(PAGE):

[start]

# Craftsman 11' magnetic scroll saw



## NormG

What a great saw and it is still working


----------



## jap

that's pretty cool


----------



## lab7654

Very cool, and a good tool to teach safety and technique on.


----------



## Planeman40

I have one of these Craftsman scroll saws and everything you say I will back up! I bought the saw new in the early to mid 1950s to build model airplanes with and later on I used it to make all of the wing ribs on a full size homebuilt biplane. It still works just fine, but now I have a fancy motor-powered scroll saw so it just sits under a bench. I may give it to my grandson when he gets to be about eight. As you said, its perfect for a kid to get started on. Its a shame someone doesn't make these again as they are so simple and work so well.

Planeman


----------



## JJohnston

How do these work? Is there a mechanism to turn the magnet on and off really fast, or is there a manual switch, or..?


----------



## oldretiredjim

I'll remember this one. Thanks.


----------



## ralbuck

Well here is the explanation as I know it!

Alternating current (common household 119 Volt) The term is for the direction changes - 60 cycle is common. It drops-reverses direction of current flow 60 times per second..

When the current drops/changes/GOES OFF- 60 times a second the magnet quits pulling! The spring steel in the upper arm and blade hook pull the blade up! When the current starts/changes direction-the magnet pulls the bottom spring steel plate down-BLADE along with it!


----------



## Dusty56

and we talk about modern marvels ! LOL …I never heard of this until now …thanks for sharing with us : )


----------



## DJPeck

Did a lot of scrolling on one of those back in the day. I remember it as noisy. Wonder where it went?


----------



## ralbuck

Added a "DOLLAR TREE" booklitght that just clamps on today!
Needed that 55+ years ago!

Flexible tube to the head and a very small led light--worth the "high price".


----------



## Ted78

Ha, saw one of these on craigslist a while back and for the life of me could''t figure out how it worked with that u shaped arm thing, Thanks for enlightening me.


----------



## crank49

I think your explanation of the 60 Hz AC is correct except for one little detail you omitted. There is a diode in the circuit to convert the AC to DC. Electro magnets don't work very well on AC power. Since the Diode only allows the current to flow in one direction, you wind up with pulsating DC which pulls the saw blade down 30 times a second.

This type of magnetic drive is used in industry all the time. Usually for vibration generation. Tatoo needles are driven by this process, as are hand held electric engravers.


----------



## JJohnston

Based on my experience with engravers, the saw must have a real short stroke and not much power.


----------



## crank49

Well it's relative. Look at the size of the little magnet in a hand held engraver and then look at the big coil on the saw. Many times larger. I was just pointing out it's the same principle. No rotating motor. Just an electro magnet pulling a tool and a spring pushing back.

[end]

(THE RECORDS):
[start]

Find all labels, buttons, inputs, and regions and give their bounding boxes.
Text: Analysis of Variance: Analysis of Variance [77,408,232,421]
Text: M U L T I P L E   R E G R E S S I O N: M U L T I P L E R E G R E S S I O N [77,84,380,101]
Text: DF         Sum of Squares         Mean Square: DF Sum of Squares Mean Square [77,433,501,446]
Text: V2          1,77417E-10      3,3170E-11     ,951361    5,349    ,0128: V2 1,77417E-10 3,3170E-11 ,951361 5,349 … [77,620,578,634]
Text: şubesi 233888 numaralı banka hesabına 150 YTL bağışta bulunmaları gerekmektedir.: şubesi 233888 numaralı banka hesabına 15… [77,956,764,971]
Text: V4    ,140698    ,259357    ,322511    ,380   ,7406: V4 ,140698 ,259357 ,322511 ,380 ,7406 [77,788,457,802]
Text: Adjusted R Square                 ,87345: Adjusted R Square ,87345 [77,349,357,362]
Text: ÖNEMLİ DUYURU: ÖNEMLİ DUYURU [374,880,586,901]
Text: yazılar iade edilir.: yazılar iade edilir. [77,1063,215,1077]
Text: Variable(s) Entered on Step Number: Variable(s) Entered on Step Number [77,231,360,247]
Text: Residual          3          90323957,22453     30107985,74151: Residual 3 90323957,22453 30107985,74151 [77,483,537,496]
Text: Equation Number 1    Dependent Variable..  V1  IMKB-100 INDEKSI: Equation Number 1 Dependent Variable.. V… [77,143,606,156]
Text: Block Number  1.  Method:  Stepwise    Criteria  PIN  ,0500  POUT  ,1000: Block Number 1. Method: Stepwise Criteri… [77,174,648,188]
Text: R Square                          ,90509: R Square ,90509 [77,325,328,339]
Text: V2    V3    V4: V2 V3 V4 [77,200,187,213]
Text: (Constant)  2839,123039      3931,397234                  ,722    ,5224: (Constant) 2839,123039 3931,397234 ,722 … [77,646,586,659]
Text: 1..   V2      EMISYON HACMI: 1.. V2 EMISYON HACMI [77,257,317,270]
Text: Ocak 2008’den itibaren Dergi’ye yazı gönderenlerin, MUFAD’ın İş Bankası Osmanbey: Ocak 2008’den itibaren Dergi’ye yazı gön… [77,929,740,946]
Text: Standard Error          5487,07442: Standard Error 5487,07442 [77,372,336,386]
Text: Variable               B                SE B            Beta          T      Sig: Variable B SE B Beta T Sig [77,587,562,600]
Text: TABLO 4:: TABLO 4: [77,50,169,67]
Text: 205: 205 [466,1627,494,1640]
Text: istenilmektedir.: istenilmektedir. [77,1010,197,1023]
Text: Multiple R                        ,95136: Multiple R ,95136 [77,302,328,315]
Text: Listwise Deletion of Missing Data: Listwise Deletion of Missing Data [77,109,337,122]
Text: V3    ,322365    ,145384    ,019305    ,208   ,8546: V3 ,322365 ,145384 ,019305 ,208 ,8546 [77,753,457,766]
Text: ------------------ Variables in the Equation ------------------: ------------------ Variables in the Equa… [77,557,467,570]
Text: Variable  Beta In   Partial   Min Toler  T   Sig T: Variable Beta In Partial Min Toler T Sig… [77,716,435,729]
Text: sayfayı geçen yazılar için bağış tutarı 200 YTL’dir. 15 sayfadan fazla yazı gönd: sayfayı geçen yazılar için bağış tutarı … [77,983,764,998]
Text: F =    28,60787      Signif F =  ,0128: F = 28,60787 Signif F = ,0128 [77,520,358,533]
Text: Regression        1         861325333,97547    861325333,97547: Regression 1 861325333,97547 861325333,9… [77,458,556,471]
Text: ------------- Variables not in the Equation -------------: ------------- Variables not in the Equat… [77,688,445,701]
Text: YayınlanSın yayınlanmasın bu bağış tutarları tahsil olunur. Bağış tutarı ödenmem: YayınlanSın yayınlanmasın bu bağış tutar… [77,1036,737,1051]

[end]

(WHAT IS ASKED):
a - Does the scroll saw thread agree with each statement? Answer yes or no for each, and quote the words from the thread that decide it. (i) Planeman40 bought the saw new in the early to mid 1950s. (ii) According to crank49, the pulsating DC pulls the blade down 60 times a second. (iii) DJPeck remembers the saw as quiet.
b - Set down the entries word for word, starting at the first entry and ending at the line that contains "5,349 … [77,620,578,634]", with both of those lines included.
The scroll saw thread and the entries have no connection to each other.

(THE RESPONSES):
a -
(i) Yes: "I bought the saw new in the early to mid 1950s"
(ii) No: "pulls the saw blade down 30 times a second"
(iii) No: "I remember it as noisy."

b -
Find all labels, buttons, inputs, and regions and give their bounding boxes.
Text: Analysis of Variance: Analysis of Variance [77,408,232,421]
Text: M U L T I P L E   R E G R E S S I O N: M U L T I P L E R E G R E S S I O N [77,84,380,101]
Text: DF         Sum of Squares         Mean Square: DF Sum of Squares Mean Square [77,433,501,446]
Text: V2          1,77417E-10      3,3170E-11     ,951361    5,349    ,0128: V2 1,77417E-10 3,3170E-11 ,951361 5,349 … [77,620,578,634]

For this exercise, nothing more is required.